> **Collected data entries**
┌──

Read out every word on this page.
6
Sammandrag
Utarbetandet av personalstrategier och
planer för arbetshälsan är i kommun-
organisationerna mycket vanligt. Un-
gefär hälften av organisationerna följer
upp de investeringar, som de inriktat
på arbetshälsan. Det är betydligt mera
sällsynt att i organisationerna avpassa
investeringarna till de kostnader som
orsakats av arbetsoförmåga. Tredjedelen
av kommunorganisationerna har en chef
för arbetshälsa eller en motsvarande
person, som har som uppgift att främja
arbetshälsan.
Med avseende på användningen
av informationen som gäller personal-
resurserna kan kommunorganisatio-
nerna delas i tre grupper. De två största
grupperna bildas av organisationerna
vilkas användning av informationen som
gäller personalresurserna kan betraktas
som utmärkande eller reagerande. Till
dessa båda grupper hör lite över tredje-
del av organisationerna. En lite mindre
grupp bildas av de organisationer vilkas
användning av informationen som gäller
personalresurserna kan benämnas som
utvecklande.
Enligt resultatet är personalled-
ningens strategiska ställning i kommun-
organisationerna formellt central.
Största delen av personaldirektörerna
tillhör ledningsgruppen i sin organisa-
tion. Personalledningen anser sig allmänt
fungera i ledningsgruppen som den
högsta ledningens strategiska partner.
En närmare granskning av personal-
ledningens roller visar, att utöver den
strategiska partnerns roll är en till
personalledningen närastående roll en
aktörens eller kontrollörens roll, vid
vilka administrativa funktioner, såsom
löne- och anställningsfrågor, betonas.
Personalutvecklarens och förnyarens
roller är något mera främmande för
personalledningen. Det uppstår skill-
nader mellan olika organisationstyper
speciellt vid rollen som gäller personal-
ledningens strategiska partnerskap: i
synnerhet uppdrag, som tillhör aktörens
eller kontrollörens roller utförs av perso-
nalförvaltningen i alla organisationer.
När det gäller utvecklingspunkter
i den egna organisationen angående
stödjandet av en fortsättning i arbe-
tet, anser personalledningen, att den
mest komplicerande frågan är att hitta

└──

> **Task to carry out**
Here, the records must be output exactly and in full.

> **Full solution**
Read out every word on this page.
6
Sammandrag
Utarbetandet av personalstrategier och
planer för arbetshälsan är i kommun-
organisationerna mycket vanligt. Un-
gefär hälften av organisationerna följer
upp de investeringar, som de inriktat
på arbetshälsan. Det är betydligt mera
sällsynt att i organisationerna avpassa
investeringarna till de kostnader som
orsakats av arbetsoförmåga. Tredjedelen
av kommunorganisationerna har en chef
för arbetshälsa eller en motsvarande
person, som har som uppgift att främja
arbetshälsan.
Med avseende på användningen
av informationen som gäller personal-
resurserna kan kommunorganisatio-
nerna delas i tre grupper. De två största
grupperna bildas av organisationerna
vilkas användning av informationen som
gäller personalresurserna kan betraktas
som utmärkande eller reagerande. Till
dessa båda grupper hör lite över tredje-
del av organisationerna. En lite mindre
grupp bildas av de organisationer vilkas
användning av informationen som gäller
personalresurserna kan benämnas som
utvecklande.
Enligt resultatet är personalled-
ningens strategiska ställning i kommun-
organisationerna formellt central.
Största delen av personaldirektörerna
tillhör ledningsgruppen i sin organisa-
tion. Personalledningen anser sig allmänt
fungera i ledningsgruppen som den
högsta ledningens strategiska partner.
En närmare granskning av personal-
ledningens roller visar, att utöver den
strategiska partnerns roll är en till
personalledningen närastående roll en
aktörens eller kontrollörens roll, vid
vilka administrativa funktioner, såsom
löne- och anställningsfrågor, betonas.
Personalutvecklarens och förnyarens
roller är något mera främmande för
personalledningen. Det uppstår skill-
nader mellan olika organisationstyper
speciellt vid rollen som gäller personal-
ledningens strategiska partnerskap: i
synnerhet uppdrag, som tillhör aktörens
eller kontrollörens roller utförs av perso-
nalförvaltningen i alla organisationer.
När det gäller utvecklingspunkter
i den egna organisationen angående
stödjandet av en fortsättning i arbe-
tet, anser personalledningen, att den
mest komplicerande frågan är att hitta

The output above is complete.